## YOUR GOAL
The records below must be copied in full; omit the images.

Raw records:
|---|

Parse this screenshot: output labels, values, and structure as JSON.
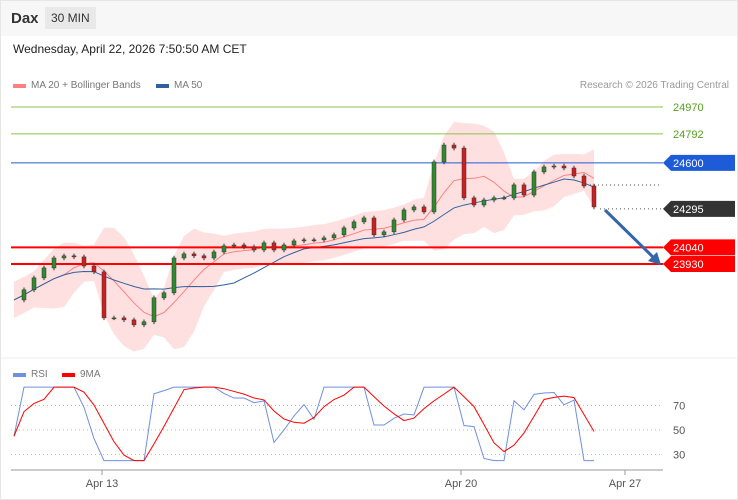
{
  "header": {
    "title": "Dax",
    "timeframe": "30 MIN",
    "datetime": "Wednesday, April 22, 2026 7:50:50 AM CET"
  },
  "legend": {
    "ma20": "MA 20 + Bollinger Bands",
    "ma50": "MA 50",
    "rsi": "RSI",
    "rsi_ma": "9MA"
  },
  "copyright": "Research © 2026 Trading Central",
  "colors": {
    "ma20": "#ff8080",
    "ma50": "#3060a0",
    "bands": "#ffd6d6",
    "up": "#2e8b2e",
    "down": "#cc2020",
    "resistance": "#8bc34a",
    "pivot": "#1e5bd8",
    "support": "#ff0000",
    "last": "#333333",
    "rsi": "#6f8fe0",
    "rsi_ma": "#ff0000",
    "arrow": "#3366aa"
  },
  "chart_data": [
    {
      "type": "candlestick",
      "yrange": [
        23500,
        25000
      ],
      "x_ticks": [
        "Apr 13",
        "Apr 20",
        "Apr 27"
      ],
      "closes": [
        23692,
        23759,
        23838,
        23904,
        23970,
        23984,
        23977,
        23917,
        23878,
        23573,
        23573,
        23560,
        23527,
        23547,
        23706,
        23739,
        23970,
        23997,
        23984,
        23970,
        24010,
        24050,
        24056,
        24043,
        24023,
        24070,
        24023,
        24056,
        24083,
        24090,
        24090,
        24103,
        24123,
        24169,
        24209,
        24235,
        24123,
        24143,
        24222,
        24288,
        24308,
        24275,
        24606,
        24718,
        24698,
        24368,
        24321,
        24354,
        24368,
        24368,
        24454,
        24387,
        24540,
        24573,
        24579,
        24566,
        24513,
        24447,
        24308
      ],
      "levels": [
        {
          "value": 24970,
          "kind": "resistance",
          "label": "24970"
        },
        {
          "value": 24792,
          "kind": "resistance",
          "label": "24792"
        },
        {
          "value": 24600,
          "kind": "pivot",
          "label": "24600"
        },
        {
          "value": 24295,
          "kind": "last",
          "label": "24295"
        },
        {
          "value": 24040,
          "kind": "support",
          "label": "24040"
        },
        {
          "value": 23930,
          "kind": "support",
          "label": "23930"
        }
      ],
      "arrow": "down"
    },
    {
      "type": "line",
      "name": "RSI",
      "yrange": [
        20,
        80
      ],
      "y_ticks": [
        "70",
        "50",
        "30"
      ],
      "series": [
        "RSI",
        "9MA"
      ]
    }
  ]
}
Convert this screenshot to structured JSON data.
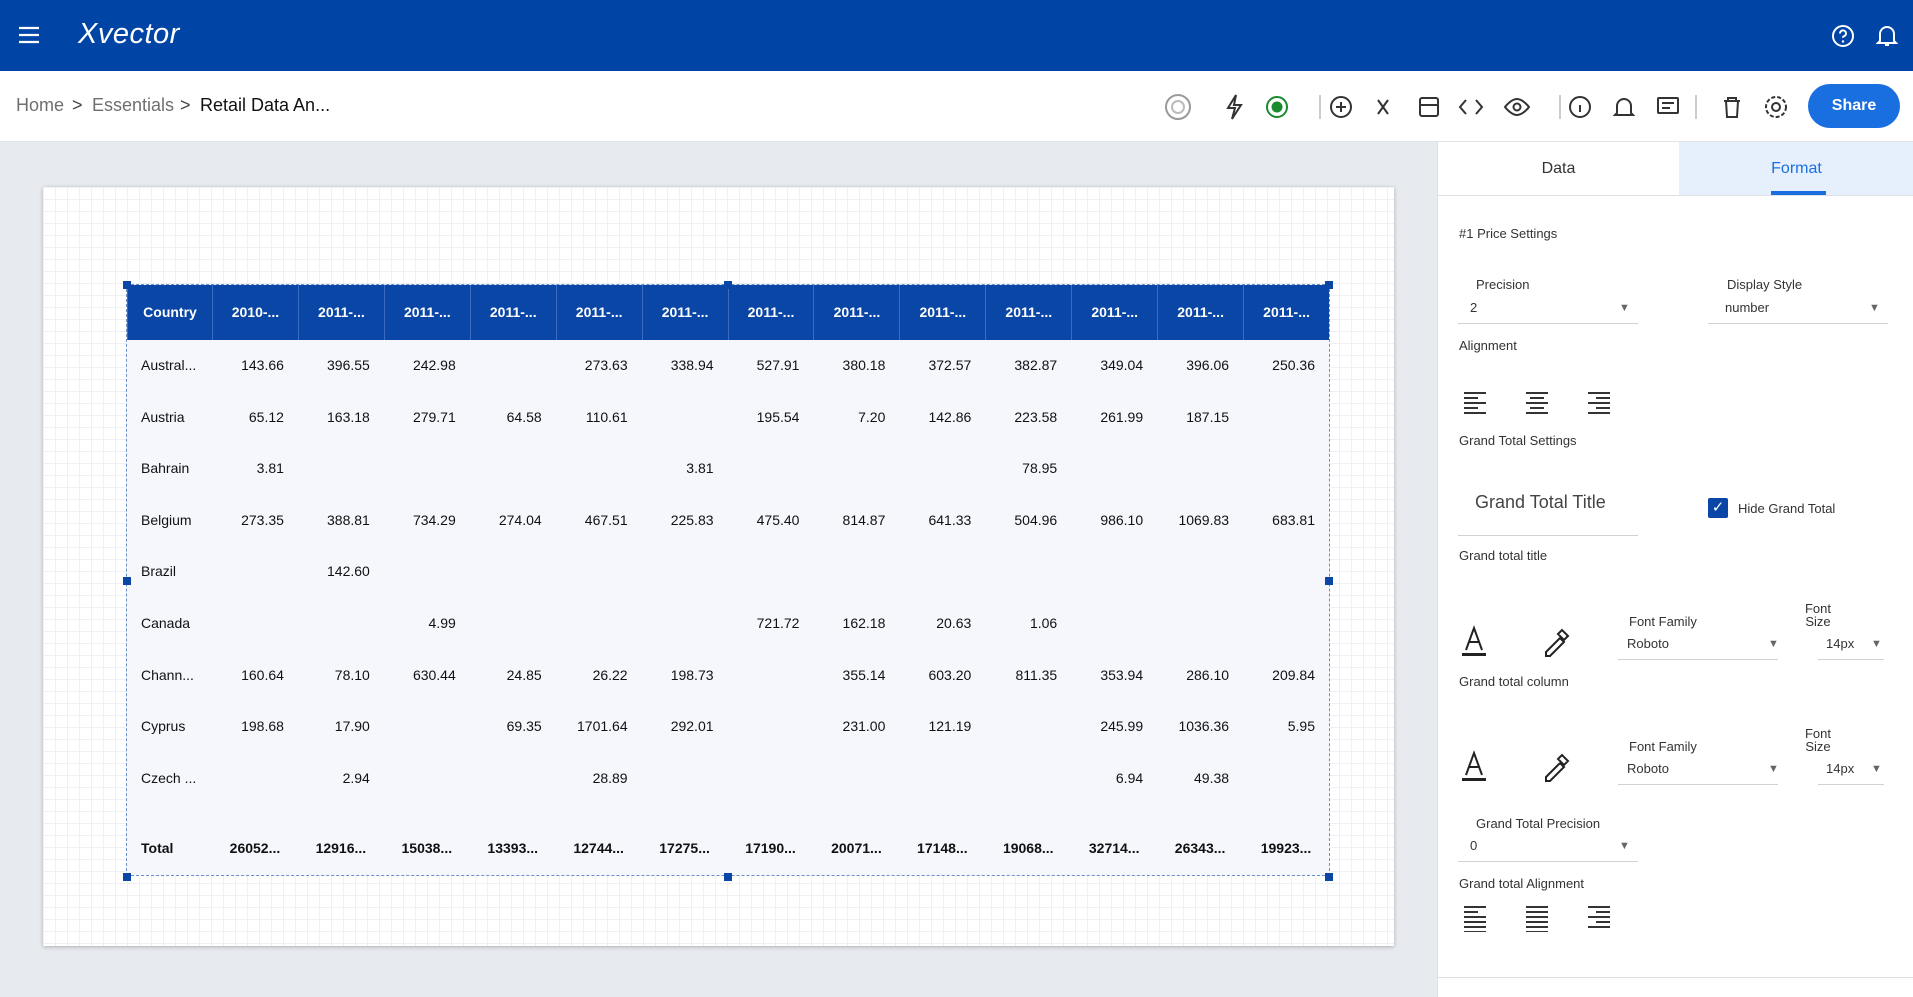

|---|

## SOLUTION FOR THIS PROBLEM
Parse this screenshot: output labels, values, and structure as JSON.
{
  "header": {
    "title": "Dax",
    "timeframe": "30 MIN",
    "datetime": "Wednesday, April 22, 2026 7:50:50 AM CET"
  },
  "legend": {
    "ma20": "MA 20 + Bollinger Bands",
    "ma50": "MA 50",
    "rsi": "RSI",
    "rsi_ma": "9MA"
  },
  "copyright": "Research © 2026 Trading Central",
  "colors": {
    "ma20": "#ff8080",
    "ma50": "#3060a0",
    "bands": "#ffd6d6",
    "up": "#2e8b2e",
    "down": "#cc2020",
    "resistance": "#8bc34a",
    "pivot": "#1e5bd8",
    "support": "#ff0000",
    "last": "#333333",
    "rsi": "#6f8fe0",
    "rsi_ma": "#ff0000",
    "arrow": "#3366aa"
  },
  "chart_data": [
    {
      "type": "candlestick",
      "yrange": [
        23500,
        25000
      ],
      "x_ticks": [
        "Apr 13",
        "Apr 20",
        "Apr 27"
      ],
      "closes": [
        23692,
        23759,
        23838,
        23904,
        23970,
        23984,
        23977,
        23917,
        23878,
        23573,
        23573,
        23560,
        23527,
        23547,
        23706,
        23739,
        23970,
        23997,
        23984,
        23970,
        24010,
        24050,
        24056,
        24043,
        24023,
        24070,
        24023,
        24056,
        24083,
        24090,
        24090,
        24103,
        24123,
        24169,
        24209,
        24235,
        24123,
        24143,
        24222,
        24288,
        24308,
        24275,
        24606,
        24718,
        24698,
        24368,
        24321,
        24354,
        24368,
        24368,
        24454,
        24387,
        24540,
        24573,
        24579,
        24566,
        24513,
        24447,
        24308
      ],
      "levels": [
        {
          "value": 24970,
          "kind": "resistance",
          "label": "24970"
        },
        {
          "value": 24792,
          "kind": "resistance",
          "label": "24792"
        },
        {
          "value": 24600,
          "kind": "pivot",
          "label": "24600"
        },
        {
          "value": 24295,
          "kind": "last",
          "label": "24295"
        },
        {
          "value": 24040,
          "kind": "support",
          "label": "24040"
        },
        {
          "value": 23930,
          "kind": "support",
          "label": "23930"
        }
      ],
      "arrow": "down"
    },
    {
      "type": "line",
      "name": "RSI",
      "yrange": [
        20,
        80
      ],
      "y_ticks": [
        "70",
        "50",
        "30"
      ],
      "series": [
        "RSI",
        "9MA"
      ]
    }
  ]
}
Convert this screenshot to structured JSON data.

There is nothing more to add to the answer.